• Directions for this task: Give back a single number, the count of lines containing the word "text".

• Dataset records:
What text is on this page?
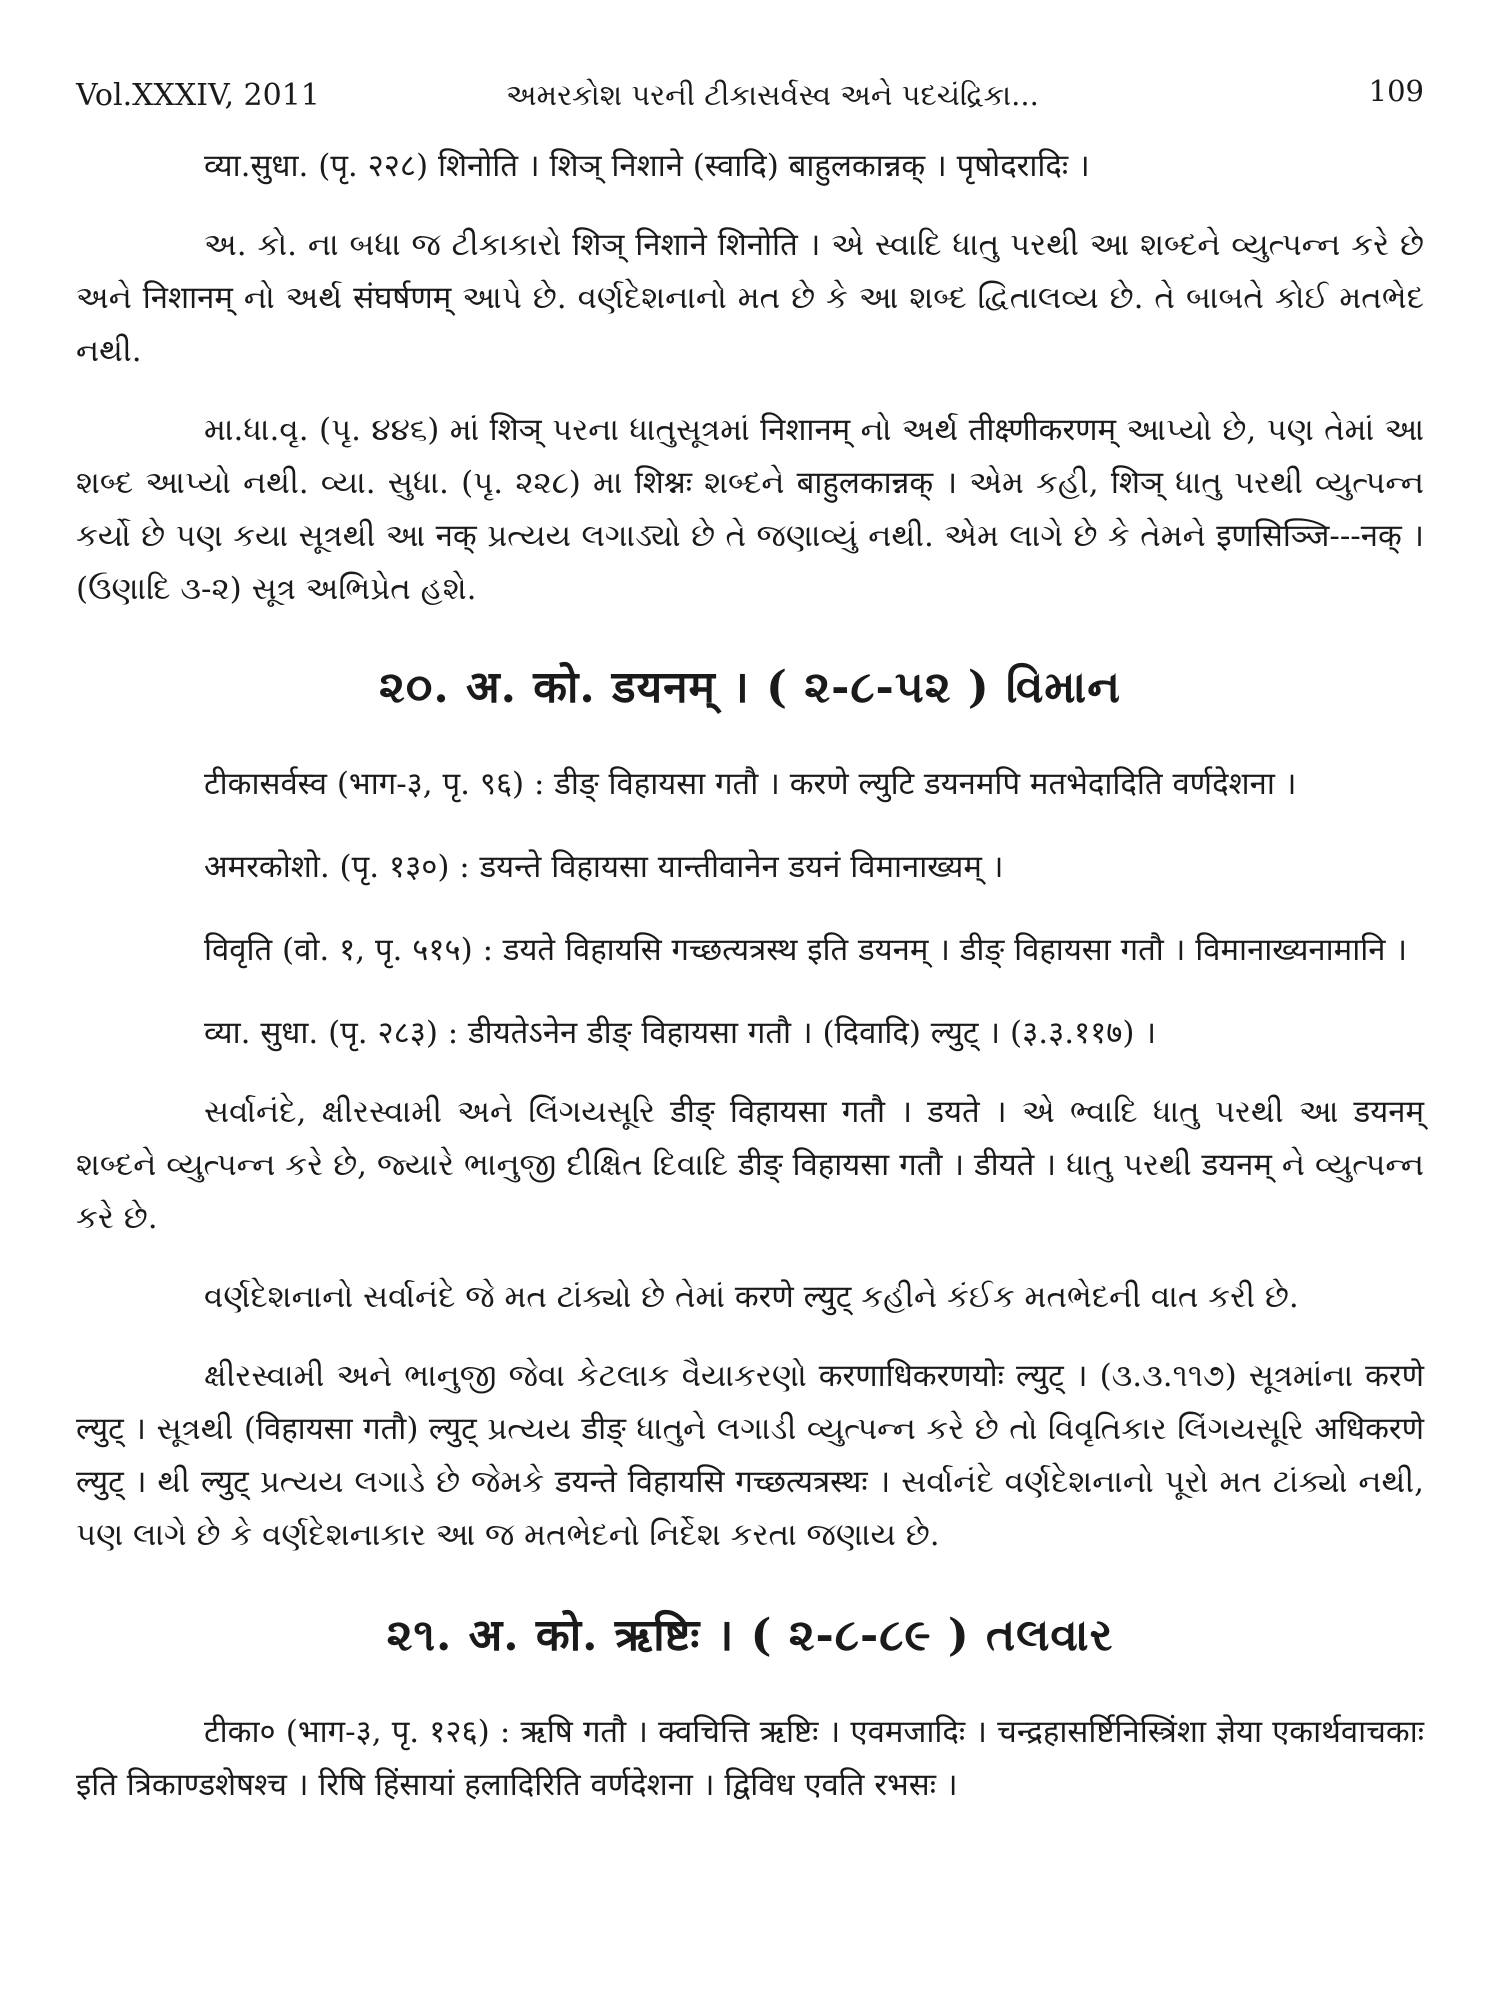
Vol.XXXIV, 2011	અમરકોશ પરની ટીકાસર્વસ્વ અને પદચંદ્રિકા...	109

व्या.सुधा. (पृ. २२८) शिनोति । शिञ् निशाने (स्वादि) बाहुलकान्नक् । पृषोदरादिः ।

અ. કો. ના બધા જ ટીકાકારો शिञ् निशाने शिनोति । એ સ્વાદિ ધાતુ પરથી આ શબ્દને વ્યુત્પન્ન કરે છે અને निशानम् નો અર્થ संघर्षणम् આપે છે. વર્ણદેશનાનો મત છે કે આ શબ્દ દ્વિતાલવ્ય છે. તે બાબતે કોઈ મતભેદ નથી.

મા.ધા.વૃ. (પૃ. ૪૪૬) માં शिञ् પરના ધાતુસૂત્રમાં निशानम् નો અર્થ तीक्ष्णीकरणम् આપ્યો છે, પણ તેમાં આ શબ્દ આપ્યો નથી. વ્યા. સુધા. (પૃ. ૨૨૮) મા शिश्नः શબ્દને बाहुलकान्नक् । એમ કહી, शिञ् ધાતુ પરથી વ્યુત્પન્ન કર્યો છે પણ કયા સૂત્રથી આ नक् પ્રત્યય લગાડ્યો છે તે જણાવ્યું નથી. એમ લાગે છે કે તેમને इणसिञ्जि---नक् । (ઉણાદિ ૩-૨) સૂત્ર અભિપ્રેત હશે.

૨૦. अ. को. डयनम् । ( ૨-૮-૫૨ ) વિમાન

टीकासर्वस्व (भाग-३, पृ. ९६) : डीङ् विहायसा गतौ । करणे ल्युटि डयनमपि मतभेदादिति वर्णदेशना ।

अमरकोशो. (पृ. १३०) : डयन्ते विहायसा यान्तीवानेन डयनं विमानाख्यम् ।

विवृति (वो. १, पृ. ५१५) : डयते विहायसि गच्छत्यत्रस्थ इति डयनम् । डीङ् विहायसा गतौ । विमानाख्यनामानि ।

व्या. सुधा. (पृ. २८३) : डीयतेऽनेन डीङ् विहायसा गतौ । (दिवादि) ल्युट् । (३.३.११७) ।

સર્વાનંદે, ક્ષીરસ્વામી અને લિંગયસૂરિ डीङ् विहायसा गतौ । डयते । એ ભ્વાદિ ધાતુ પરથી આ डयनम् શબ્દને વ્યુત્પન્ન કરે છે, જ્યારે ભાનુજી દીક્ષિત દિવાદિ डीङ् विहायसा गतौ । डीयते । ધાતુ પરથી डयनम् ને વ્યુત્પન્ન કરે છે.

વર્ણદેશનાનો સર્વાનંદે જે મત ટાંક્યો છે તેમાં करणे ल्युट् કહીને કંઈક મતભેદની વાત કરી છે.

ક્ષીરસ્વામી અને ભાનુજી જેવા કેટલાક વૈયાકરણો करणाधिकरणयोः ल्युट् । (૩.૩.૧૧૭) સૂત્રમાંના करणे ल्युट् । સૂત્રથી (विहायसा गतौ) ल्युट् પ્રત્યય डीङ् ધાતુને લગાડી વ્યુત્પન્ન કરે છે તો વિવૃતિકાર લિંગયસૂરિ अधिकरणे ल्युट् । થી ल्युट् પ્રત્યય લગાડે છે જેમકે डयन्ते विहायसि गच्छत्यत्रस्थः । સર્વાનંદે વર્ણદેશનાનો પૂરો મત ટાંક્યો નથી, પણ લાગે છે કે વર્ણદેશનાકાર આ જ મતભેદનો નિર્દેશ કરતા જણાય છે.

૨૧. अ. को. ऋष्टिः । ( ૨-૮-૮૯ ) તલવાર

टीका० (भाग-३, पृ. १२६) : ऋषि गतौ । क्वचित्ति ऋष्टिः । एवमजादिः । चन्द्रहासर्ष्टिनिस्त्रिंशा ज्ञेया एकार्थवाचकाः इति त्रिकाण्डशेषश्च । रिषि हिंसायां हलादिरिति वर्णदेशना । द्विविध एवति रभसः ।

==

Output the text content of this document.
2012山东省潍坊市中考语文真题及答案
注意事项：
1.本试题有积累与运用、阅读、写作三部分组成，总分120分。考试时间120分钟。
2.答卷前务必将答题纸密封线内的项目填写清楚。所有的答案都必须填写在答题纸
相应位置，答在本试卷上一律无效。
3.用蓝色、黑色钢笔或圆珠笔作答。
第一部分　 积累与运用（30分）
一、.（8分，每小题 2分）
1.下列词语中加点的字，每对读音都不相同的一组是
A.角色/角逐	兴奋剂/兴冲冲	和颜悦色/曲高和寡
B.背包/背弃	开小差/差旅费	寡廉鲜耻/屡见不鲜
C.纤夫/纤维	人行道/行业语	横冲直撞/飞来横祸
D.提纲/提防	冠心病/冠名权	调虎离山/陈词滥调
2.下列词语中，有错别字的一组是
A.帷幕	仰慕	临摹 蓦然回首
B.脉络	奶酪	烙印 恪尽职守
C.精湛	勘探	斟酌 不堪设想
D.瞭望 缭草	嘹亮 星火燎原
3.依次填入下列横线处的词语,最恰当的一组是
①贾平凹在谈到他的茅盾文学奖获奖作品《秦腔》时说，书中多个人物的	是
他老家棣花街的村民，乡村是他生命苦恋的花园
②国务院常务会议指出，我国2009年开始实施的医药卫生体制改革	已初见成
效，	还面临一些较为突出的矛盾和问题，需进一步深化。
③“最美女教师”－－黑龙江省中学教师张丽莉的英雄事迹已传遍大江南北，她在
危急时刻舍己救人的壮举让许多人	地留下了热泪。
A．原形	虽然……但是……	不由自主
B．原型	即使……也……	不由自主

• Solution for this problem: 2